▶ What you have to do
Write out each line in which the string "scores" is present.

▶ Raw records
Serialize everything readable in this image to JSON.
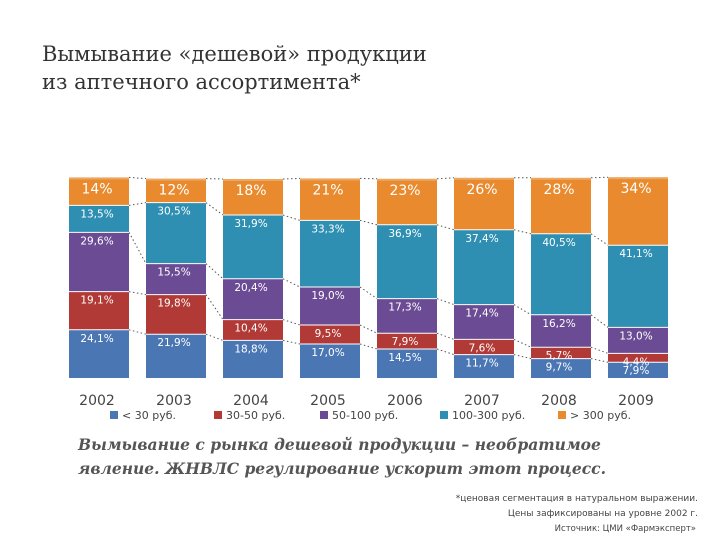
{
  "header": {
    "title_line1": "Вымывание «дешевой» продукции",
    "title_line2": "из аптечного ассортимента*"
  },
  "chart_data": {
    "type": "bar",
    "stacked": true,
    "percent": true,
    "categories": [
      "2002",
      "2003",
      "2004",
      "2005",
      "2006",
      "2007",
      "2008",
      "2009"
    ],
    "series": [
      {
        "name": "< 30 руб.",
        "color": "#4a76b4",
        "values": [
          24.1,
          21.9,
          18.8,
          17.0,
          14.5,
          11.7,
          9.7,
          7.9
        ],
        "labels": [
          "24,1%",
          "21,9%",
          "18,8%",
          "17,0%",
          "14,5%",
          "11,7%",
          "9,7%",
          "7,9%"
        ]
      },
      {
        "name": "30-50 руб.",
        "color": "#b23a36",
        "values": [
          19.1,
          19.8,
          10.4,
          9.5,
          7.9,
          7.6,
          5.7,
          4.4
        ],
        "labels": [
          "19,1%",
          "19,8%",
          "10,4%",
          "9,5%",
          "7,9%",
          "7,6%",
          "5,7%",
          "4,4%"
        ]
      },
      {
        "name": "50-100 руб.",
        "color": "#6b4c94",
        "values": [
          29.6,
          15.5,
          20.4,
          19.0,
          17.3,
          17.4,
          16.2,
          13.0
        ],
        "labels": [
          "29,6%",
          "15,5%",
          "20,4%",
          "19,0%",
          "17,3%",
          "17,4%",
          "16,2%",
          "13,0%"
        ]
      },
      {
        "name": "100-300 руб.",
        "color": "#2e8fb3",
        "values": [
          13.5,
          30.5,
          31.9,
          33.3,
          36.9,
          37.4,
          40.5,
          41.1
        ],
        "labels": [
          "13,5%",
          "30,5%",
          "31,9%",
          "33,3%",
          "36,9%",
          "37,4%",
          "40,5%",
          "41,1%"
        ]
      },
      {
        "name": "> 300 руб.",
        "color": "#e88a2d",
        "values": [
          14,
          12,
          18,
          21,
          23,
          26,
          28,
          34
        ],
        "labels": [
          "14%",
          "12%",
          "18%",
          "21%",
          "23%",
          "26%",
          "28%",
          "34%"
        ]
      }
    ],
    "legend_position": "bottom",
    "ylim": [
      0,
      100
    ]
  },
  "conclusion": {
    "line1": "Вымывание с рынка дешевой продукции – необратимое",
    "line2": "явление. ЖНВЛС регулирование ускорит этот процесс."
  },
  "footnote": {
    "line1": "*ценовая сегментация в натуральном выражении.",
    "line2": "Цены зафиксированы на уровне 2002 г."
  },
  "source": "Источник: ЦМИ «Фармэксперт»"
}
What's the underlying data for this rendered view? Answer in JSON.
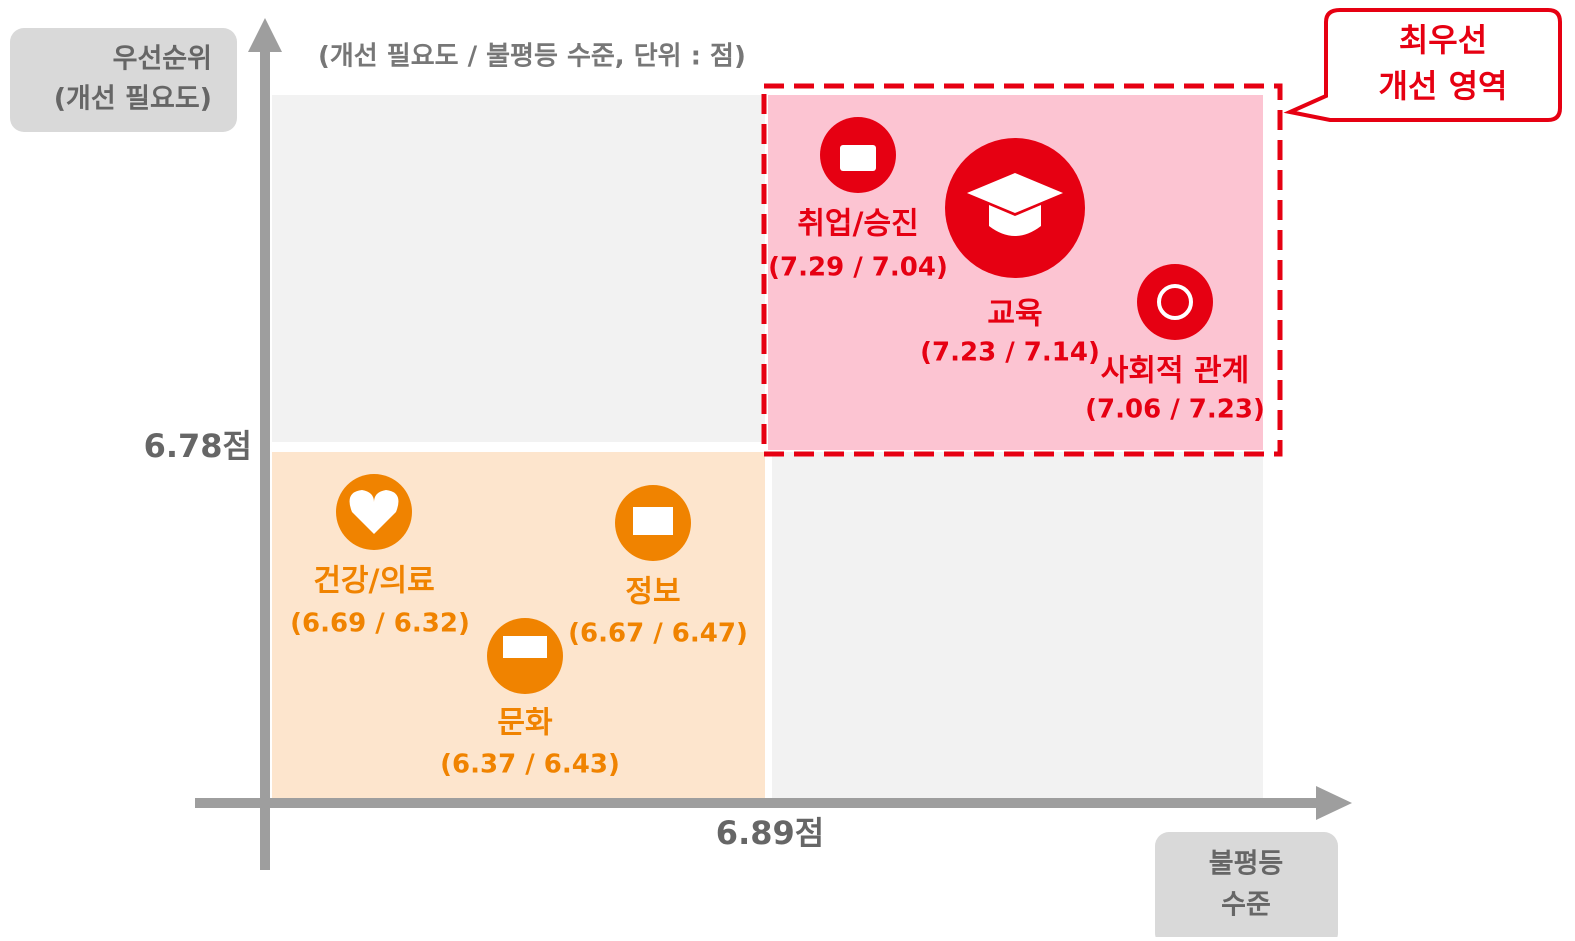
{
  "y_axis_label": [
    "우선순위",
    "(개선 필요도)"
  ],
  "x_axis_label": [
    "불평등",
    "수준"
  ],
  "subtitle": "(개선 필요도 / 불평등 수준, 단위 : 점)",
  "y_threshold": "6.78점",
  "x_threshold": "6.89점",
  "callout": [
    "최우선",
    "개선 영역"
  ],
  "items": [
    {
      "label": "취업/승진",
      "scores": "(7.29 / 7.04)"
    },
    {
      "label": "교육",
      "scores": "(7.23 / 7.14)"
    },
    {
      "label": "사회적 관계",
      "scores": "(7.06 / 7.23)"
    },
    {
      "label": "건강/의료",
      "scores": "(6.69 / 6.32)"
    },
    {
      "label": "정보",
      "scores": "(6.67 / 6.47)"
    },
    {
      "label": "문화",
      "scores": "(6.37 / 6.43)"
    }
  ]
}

▶ Worked solution
      "scores": "(7.29 / 7.04)"
      "scores": "(7.23 / 7.14)"
      "scores": "(7.06 / 7.23)"
      "scores": "(6.69 / 6.32)"
      "scores": "(6.67 / 6.47)"
      "scores": "(6.37 / 6.43)"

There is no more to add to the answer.